Records contained in a dataset:
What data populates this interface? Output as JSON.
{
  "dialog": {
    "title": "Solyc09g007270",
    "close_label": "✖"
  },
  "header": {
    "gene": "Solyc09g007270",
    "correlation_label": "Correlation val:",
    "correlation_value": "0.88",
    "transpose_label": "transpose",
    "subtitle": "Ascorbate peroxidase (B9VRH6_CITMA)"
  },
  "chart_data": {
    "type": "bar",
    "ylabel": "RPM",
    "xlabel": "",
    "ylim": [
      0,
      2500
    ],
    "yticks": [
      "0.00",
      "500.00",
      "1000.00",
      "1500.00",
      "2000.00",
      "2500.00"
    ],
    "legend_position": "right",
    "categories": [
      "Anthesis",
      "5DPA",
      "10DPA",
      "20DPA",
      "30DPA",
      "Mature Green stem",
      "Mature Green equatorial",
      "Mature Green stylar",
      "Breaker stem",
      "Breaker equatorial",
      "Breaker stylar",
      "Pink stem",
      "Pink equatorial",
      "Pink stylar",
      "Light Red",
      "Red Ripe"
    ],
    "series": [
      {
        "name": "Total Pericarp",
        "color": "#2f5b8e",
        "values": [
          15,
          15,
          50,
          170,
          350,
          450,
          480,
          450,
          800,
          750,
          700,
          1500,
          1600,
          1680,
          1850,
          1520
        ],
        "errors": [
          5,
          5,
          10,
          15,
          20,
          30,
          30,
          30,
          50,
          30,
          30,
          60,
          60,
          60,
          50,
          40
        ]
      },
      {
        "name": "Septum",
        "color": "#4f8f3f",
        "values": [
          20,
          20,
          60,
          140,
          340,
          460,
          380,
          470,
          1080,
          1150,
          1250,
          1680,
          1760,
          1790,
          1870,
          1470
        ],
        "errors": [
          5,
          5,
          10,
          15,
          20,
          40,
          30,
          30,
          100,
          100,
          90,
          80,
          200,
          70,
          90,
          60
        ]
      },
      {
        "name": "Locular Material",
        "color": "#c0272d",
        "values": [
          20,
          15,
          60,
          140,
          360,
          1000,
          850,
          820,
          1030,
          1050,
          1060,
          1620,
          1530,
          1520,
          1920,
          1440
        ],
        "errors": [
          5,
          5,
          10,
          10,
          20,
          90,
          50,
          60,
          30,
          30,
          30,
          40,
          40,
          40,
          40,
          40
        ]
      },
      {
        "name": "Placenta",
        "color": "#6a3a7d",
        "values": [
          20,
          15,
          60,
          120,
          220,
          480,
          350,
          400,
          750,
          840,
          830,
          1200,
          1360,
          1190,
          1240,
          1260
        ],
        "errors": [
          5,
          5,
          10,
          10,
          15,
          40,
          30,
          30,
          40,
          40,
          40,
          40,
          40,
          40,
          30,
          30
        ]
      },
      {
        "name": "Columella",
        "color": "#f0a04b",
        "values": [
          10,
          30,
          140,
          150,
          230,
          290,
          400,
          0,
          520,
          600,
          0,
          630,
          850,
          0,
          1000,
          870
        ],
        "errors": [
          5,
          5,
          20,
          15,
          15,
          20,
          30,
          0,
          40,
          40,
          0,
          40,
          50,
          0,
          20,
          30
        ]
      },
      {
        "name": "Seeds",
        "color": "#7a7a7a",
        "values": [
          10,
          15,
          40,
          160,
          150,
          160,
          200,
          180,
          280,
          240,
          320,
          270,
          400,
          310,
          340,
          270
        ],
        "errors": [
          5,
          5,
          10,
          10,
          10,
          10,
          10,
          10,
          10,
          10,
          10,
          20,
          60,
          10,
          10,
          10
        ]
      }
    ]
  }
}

==

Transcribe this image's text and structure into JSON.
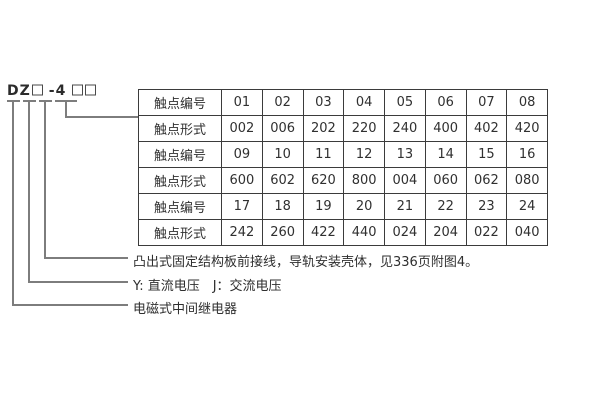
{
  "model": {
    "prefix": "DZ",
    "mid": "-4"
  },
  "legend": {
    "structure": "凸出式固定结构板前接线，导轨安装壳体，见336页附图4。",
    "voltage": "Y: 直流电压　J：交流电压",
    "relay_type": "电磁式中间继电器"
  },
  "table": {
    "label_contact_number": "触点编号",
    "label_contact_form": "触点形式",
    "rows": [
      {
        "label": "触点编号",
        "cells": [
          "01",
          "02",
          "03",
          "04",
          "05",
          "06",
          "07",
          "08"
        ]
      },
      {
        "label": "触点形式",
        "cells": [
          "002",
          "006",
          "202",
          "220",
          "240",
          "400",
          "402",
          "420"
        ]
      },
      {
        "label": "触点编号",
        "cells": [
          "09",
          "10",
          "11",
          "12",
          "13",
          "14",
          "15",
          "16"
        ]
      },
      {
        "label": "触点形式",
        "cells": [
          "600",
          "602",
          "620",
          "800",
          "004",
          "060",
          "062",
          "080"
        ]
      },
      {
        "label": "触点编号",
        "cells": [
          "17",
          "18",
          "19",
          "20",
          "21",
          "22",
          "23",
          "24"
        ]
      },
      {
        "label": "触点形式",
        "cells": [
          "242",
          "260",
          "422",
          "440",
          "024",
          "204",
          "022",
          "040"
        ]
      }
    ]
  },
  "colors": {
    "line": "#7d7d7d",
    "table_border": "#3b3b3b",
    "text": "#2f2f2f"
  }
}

Goal: In the listing, how many lines hold "JSON"? Answer with a bare number.

The reply: 2